TASK DESCRIPTION: Would you restate all the data that follows, word for word?

** start ENTRIES **

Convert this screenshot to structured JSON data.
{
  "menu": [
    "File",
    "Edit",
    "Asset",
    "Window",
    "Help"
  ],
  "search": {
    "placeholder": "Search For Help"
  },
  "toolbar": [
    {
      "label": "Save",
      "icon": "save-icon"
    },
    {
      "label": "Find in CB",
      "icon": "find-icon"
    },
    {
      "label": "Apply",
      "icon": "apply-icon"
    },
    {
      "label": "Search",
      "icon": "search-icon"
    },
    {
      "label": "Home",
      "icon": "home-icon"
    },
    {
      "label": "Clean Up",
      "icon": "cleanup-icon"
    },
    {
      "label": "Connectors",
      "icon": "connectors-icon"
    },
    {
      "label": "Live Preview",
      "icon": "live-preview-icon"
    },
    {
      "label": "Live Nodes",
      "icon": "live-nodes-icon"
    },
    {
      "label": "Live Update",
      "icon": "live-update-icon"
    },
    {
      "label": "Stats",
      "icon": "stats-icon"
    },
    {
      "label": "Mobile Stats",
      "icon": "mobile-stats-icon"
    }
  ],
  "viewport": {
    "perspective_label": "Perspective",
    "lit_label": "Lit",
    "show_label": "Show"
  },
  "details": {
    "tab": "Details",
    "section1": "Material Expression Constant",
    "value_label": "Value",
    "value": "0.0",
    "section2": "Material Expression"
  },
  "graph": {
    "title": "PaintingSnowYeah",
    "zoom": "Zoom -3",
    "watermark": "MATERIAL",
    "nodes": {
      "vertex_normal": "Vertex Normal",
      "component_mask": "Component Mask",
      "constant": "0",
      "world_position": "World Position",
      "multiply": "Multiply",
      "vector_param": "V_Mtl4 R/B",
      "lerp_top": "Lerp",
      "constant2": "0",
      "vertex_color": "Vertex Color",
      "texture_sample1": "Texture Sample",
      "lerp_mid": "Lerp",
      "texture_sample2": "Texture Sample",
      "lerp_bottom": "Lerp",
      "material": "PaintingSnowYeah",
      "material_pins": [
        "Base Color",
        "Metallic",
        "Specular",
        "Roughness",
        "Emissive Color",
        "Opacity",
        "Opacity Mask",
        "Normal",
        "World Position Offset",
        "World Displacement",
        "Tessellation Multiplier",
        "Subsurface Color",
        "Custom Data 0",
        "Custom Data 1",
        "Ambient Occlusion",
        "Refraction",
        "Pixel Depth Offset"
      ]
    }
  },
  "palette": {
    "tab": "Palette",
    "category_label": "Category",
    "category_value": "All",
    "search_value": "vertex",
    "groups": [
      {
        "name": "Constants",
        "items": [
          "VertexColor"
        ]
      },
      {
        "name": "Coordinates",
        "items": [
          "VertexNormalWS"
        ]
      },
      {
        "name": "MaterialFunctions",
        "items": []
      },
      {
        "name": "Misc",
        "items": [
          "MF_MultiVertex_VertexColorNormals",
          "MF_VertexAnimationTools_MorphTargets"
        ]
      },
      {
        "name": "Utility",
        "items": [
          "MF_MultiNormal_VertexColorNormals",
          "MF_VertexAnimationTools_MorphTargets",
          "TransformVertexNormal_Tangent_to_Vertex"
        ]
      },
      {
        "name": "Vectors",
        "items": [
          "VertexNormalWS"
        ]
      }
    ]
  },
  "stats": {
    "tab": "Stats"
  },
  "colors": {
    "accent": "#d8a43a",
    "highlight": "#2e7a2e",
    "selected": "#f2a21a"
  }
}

** end ENTRIES **

PROBLEM SOLUTION:
Convert this screenshot to structured JSON data.
{
  "menu": [
    "File",
    "Edit",
    "Asset",
    "Window",
    "Help"
  ],
  "search": {
    "placeholder": "Search For Help"
  },
  "toolbar": [
    {
      "label": "Save",
      "icon": "save-icon"
    },
    {
      "label": "Find in CB",
      "icon": "find-icon"
    },
    {
      "label": "Apply",
      "icon": "apply-icon"
    },
    {
      "label": "Search",
      "icon": "search-icon"
    },
    {
      "label": "Home",
      "icon": "home-icon"
    },
    {
      "label": "Clean Up",
      "icon": "cleanup-icon"
    },
    {
      "label": "Connectors",
      "icon": "connectors-icon"
    },
    {
      "label": "Live Preview",
      "icon": "live-preview-icon"
    },
    {
      "label": "Live Nodes",
      "icon": "live-nodes-icon"
    },
    {
      "label": "Live Update",
      "icon": "live-update-icon"
    },
    {
      "label": "Stats",
      "icon": "stats-icon"
    },
    {
      "label": "Mobile Stats",
      "icon": "mobile-stats-icon"
    }
  ],
  "viewport": {
    "perspective_label": "Perspective",
    "lit_label": "Lit",
    "show_label": "Show"
  },
  "details": {
    "tab": "Details",
    "section1": "Material Expression Constant",
    "value_label": "Value",
    "value": "0.0",
    "section2": "Material Expression"
  },
  "graph": {
    "title": "PaintingSnowYeah",
    "zoom": "Zoom -3",
    "watermark": "MATERIAL",
    "nodes": {
      "vertex_normal": "Vertex Normal",
      "component_mask": "Component Mask",
      "constant": "0",
      "world_position": "World Position",
      "multiply": "Multiply",
      "vector_param": "V_Mtl4 R/B",
      "lerp_top": "Lerp",
      "constant2": "0",
      "vertex_color": "Vertex Color",
      "texture_sample1": "Texture Sample",
      "lerp_mid": "Lerp",
      "texture_sample2": "Texture Sample",
      "lerp_bottom": "Lerp",
      "material": "PaintingSnowYeah",
      "material_pins": [
        "Base Color",
        "Metallic",
        "Specular",
        "Roughness",
        "Emissive Color",
        "Opacity",
        "Opacity Mask",
        "Normal",
        "World Position Offset",
        "World Displacement",
        "Tessellation Multiplier",
        "Subsurface Color",
        "Custom Data 0",
        "Custom Data 1",
        "Ambient Occlusion",
        "Refraction",
        "Pixel Depth Offset"
      ]
    }
  },
  "palette": {
    "tab": "Palette",
    "category_label": "Category",
    "category_value": "All",
    "search_value": "vertex",
    "groups": [
      {
        "name": "Constants",
        "items": [
          "VertexColor"
        ]
      },
      {
        "name": "Coordinates",
        "items": [
          "VertexNormalWS"
        ]
      },
      {
        "name": "MaterialFunctions",
        "items": []
      },
      {
        "name": "Misc",
        "items": [
          "MF_MultiVertex_VertexColorNormals",
          "MF_VertexAnimationTools_MorphTargets"
        ]
      },
      {
        "name": "Utility",
        "items": [
          "MF_MultiNormal_VertexColorNormals",
          "MF_VertexAnimationTools_MorphTargets",
          "TransformVertexNormal_Tangent_to_Vertex"
        ]
      },
      {
        "name": "Vectors",
        "items": [
          "VertexNormalWS"
        ]
      }
    ]
  },
  "stats": {
    "tab": "Stats"
  },
  "colors": {
    "accent": "#d8a43a",
    "highlight": "#2e7a2e",
    "selected": "#f2a21a"
  }
}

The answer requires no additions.